* Begin *

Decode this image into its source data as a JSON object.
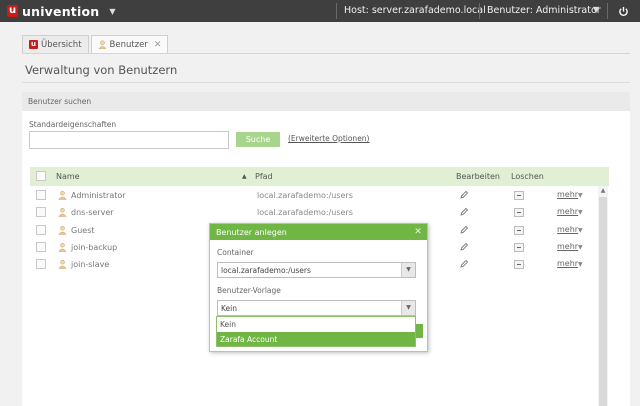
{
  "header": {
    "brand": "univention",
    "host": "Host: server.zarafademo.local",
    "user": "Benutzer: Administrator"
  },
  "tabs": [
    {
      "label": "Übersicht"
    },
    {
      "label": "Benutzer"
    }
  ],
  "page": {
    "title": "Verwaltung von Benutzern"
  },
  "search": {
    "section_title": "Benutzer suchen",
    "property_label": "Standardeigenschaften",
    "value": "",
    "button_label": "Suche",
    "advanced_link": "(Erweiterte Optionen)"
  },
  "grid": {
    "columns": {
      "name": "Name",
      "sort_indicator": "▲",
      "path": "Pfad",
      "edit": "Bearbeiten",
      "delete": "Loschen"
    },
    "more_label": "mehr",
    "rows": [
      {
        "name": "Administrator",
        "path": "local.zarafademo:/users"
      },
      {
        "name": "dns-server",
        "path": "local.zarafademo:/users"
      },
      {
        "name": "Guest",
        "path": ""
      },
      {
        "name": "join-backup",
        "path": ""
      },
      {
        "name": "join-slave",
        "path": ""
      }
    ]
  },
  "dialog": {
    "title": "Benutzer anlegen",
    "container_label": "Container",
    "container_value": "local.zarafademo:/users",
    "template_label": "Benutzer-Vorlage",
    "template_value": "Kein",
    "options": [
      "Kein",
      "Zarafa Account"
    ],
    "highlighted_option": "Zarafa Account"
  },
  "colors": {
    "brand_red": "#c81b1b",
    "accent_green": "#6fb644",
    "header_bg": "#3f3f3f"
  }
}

* End *

Identify the lines in the entries that hold "zarafademo" and return each one.

    "host": "Host: server.zarafademo.local",
        "path": "local.zarafademo:/users"
        "path": "local.zarafademo:/users"
    "container_value": "local.zarafademo:/users",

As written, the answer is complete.